* [Objective]: Copy the part of the listing below that starts with the line containing "Patent image size: (1084, 627)." and ends with the line containing "The flexible tubular sheath 7 is". Include both of those lines and keep every line unchanged.

* [Material supplied]:
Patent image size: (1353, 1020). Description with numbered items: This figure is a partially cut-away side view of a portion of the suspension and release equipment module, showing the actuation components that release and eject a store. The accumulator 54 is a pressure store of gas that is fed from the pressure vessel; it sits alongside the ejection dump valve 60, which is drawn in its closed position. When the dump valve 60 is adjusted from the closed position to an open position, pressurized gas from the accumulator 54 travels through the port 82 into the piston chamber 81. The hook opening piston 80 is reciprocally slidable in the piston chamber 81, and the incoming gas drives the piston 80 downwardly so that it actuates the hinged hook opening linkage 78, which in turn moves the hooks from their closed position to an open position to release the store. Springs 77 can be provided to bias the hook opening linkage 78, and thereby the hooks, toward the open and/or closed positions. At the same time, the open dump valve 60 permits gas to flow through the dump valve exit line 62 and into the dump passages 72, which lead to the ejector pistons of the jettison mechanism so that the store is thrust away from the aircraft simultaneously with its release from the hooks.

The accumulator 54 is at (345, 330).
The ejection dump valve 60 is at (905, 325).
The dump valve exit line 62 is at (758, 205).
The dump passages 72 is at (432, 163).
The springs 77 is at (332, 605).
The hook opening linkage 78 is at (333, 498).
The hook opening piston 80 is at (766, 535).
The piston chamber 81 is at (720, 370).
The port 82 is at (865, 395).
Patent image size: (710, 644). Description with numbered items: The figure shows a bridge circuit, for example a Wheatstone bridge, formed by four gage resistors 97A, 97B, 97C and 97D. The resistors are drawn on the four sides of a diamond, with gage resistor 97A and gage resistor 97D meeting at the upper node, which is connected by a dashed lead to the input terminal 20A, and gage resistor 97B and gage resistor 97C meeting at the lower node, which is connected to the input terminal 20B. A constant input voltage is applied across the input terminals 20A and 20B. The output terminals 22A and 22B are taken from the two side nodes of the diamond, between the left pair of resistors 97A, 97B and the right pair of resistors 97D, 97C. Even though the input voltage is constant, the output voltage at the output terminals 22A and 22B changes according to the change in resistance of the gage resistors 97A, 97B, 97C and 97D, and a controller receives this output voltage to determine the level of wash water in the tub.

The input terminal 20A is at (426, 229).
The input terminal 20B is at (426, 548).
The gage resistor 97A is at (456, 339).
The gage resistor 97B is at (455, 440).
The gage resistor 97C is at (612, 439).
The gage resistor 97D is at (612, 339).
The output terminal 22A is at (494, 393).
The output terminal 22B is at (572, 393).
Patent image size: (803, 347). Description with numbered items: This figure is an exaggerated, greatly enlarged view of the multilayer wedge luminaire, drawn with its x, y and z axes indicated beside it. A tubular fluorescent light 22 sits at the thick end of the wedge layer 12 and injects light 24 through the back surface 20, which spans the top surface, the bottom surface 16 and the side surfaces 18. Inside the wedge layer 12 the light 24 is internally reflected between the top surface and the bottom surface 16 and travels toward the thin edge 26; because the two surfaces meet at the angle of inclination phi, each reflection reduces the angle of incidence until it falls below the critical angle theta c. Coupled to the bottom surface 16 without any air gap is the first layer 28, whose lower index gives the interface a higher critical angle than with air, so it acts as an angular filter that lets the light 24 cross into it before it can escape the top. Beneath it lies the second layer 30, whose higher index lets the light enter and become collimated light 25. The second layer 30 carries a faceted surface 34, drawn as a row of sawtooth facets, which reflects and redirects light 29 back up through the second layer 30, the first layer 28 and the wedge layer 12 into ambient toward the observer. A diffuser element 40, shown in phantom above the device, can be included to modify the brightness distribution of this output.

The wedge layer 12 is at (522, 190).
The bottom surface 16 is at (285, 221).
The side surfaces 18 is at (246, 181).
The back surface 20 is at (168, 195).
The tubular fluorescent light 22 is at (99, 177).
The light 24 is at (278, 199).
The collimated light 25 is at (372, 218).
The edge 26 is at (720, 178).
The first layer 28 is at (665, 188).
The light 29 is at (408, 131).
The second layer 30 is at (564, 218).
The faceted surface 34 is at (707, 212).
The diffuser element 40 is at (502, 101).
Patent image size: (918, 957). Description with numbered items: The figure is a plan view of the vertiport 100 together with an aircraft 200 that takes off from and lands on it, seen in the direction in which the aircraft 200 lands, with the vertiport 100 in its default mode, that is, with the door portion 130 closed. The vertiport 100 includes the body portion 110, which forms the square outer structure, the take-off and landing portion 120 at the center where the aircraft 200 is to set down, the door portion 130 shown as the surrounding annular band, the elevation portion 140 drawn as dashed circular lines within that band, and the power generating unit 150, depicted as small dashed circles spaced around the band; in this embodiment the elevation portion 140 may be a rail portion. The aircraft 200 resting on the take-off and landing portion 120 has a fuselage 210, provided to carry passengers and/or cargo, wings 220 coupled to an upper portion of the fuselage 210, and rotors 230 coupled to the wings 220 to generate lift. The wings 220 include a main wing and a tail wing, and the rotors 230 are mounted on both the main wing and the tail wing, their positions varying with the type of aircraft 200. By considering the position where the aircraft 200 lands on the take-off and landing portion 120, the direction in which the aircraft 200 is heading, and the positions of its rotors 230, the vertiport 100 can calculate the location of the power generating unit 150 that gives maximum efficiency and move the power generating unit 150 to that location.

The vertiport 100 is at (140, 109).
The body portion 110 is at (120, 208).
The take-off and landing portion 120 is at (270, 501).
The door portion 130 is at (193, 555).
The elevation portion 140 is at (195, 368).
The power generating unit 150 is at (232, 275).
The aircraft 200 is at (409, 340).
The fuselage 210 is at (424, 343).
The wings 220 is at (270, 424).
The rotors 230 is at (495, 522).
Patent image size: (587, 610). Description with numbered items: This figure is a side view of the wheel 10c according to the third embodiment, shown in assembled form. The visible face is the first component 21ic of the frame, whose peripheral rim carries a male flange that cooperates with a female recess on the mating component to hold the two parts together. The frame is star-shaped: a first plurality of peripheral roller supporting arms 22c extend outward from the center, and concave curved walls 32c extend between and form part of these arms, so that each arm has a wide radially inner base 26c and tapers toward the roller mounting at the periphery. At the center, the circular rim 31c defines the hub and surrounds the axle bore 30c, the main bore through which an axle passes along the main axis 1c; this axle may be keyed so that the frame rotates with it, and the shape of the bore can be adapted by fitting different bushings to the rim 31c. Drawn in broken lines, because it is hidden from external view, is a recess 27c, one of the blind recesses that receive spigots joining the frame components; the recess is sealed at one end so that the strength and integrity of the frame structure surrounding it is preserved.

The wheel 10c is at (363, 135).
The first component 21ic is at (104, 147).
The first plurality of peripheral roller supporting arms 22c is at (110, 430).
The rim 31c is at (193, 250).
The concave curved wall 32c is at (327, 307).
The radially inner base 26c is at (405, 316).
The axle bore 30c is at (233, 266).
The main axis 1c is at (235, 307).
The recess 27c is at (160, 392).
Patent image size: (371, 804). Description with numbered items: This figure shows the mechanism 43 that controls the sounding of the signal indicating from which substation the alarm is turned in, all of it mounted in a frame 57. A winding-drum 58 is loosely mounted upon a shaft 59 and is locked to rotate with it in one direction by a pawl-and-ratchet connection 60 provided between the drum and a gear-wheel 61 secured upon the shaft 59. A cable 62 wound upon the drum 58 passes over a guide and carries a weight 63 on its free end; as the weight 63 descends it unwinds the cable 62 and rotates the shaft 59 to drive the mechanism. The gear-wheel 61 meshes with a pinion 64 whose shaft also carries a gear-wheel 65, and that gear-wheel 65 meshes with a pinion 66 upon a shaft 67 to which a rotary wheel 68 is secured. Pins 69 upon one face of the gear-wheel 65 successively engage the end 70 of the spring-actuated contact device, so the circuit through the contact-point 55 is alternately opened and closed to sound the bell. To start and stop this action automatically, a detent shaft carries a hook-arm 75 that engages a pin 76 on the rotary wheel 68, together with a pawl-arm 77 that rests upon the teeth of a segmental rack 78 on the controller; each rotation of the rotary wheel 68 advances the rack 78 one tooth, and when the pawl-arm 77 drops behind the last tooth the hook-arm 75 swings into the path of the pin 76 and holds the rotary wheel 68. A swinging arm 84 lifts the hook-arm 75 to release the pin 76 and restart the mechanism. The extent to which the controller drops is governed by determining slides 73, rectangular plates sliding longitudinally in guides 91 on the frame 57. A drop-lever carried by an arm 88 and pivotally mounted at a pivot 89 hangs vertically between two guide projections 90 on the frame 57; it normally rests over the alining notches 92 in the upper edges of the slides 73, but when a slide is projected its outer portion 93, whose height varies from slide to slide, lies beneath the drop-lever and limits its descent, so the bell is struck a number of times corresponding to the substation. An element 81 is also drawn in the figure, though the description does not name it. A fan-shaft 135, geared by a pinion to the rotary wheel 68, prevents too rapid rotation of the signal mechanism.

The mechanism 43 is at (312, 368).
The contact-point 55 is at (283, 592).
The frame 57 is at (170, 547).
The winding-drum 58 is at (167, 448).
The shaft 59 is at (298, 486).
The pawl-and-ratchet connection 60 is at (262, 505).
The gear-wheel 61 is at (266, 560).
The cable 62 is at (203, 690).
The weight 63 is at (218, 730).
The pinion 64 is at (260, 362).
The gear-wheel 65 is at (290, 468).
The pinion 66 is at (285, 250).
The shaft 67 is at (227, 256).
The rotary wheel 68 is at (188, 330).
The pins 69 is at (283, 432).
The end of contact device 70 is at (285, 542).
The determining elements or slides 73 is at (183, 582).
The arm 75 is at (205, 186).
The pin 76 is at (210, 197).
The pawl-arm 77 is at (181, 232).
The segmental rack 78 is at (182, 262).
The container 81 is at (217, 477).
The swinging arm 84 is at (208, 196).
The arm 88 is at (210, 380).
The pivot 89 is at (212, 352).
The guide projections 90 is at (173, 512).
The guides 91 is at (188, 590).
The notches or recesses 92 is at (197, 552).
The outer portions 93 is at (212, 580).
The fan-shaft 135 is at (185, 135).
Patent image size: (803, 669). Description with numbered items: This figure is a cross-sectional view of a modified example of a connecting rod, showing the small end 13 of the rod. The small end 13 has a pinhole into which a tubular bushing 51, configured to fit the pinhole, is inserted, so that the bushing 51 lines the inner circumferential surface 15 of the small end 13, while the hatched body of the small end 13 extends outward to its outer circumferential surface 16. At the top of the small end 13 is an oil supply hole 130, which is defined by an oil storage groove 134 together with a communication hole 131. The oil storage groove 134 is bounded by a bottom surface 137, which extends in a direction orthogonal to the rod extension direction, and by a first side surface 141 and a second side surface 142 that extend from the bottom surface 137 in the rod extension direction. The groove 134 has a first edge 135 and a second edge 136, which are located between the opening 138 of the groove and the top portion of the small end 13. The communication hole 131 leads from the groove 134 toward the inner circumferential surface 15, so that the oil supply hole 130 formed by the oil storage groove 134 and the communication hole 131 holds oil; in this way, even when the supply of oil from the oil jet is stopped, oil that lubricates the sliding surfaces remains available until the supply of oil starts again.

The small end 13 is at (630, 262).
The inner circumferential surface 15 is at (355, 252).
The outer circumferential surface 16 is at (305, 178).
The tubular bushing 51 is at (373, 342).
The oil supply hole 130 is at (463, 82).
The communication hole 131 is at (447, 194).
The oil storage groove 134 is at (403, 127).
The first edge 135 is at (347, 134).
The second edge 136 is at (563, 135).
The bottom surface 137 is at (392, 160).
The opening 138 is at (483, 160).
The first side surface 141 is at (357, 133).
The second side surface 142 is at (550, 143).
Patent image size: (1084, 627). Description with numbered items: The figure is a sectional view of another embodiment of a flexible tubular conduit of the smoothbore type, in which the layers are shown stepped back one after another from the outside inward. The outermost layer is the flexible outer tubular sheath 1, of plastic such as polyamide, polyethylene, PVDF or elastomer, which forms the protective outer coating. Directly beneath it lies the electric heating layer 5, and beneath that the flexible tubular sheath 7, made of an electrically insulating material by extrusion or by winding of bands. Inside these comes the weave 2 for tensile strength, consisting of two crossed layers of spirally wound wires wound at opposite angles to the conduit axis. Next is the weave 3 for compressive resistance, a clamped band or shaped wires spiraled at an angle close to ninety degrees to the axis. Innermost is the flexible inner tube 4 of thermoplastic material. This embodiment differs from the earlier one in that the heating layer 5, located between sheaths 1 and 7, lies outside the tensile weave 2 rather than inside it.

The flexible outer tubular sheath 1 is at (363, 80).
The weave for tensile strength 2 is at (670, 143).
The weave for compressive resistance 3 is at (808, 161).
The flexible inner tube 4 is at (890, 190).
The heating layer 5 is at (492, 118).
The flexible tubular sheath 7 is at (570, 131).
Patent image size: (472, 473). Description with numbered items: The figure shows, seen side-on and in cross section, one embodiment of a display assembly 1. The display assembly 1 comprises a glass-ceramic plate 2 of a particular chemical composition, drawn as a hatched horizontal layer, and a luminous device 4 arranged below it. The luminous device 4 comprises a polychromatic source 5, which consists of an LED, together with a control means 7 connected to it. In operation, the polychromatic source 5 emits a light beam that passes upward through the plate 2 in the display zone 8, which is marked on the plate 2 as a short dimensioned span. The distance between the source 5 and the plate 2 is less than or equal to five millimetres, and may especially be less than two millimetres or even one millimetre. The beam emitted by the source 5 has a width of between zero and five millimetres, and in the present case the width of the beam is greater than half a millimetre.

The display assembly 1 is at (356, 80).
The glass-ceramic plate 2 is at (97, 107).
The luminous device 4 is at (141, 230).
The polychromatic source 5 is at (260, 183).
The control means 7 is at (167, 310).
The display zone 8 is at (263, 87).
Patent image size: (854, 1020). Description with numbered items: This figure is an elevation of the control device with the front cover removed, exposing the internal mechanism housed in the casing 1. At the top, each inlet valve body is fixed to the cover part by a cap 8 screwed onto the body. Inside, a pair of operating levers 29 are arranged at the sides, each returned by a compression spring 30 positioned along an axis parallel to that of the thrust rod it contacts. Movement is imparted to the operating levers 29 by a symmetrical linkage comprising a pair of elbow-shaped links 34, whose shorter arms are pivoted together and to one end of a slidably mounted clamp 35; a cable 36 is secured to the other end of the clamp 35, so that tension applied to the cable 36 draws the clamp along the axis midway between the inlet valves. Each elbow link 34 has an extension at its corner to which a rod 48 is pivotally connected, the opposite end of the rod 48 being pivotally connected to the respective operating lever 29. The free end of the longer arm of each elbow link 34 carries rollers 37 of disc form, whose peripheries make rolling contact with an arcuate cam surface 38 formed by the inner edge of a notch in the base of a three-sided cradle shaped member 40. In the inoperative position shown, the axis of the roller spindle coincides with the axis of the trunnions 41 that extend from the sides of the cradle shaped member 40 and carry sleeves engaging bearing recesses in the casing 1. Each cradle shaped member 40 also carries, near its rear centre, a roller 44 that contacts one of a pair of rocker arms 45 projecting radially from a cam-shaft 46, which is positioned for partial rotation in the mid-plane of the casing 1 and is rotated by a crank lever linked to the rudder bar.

* [Result for this task]:
Patent image size: (1084, 627). Description with numbered items: The figure is a sectional view of another embodiment of a flexible tubular conduit of the smoothbore type, in which the layers are shown stepped back one after another from the outside inward. The outermost layer is the flexible outer tubular sheath 1, of plastic such as polyamide, polyethylene, PVDF or elastomer, which forms the protective outer coating. Directly beneath it lies the electric heating layer 5, and beneath that the flexible tubular sheath 7, made of an electrically insulating material by extrusion or by winding of bands. Inside these comes the weave 2 for tensile strength, consisting of two crossed layers of spirally wound wires wound at opposite angles to the conduit axis. Next is the weave 3 for compressive resistance, a clamped band or shaped wires spiraled at an angle close to ninety degrees to the axis. Innermost is the flexible inner tube 4 of thermoplastic material. This embodiment differs from the earlier one in that the heating layer 5, located between sheaths 1 and 7, lies outside the tensile weave 2 rather than inside it.

The flexible outer tubular sheath 1 is at (363, 80).
The weave for tensile strength 2 is at (670, 143).
The weave for compressive resistance 3 is at (808, 161).
The flexible inner tube 4 is at (890, 190).
The heating layer 5 is at (492, 118).
The flexible tubular sheath 7 is at (570, 131).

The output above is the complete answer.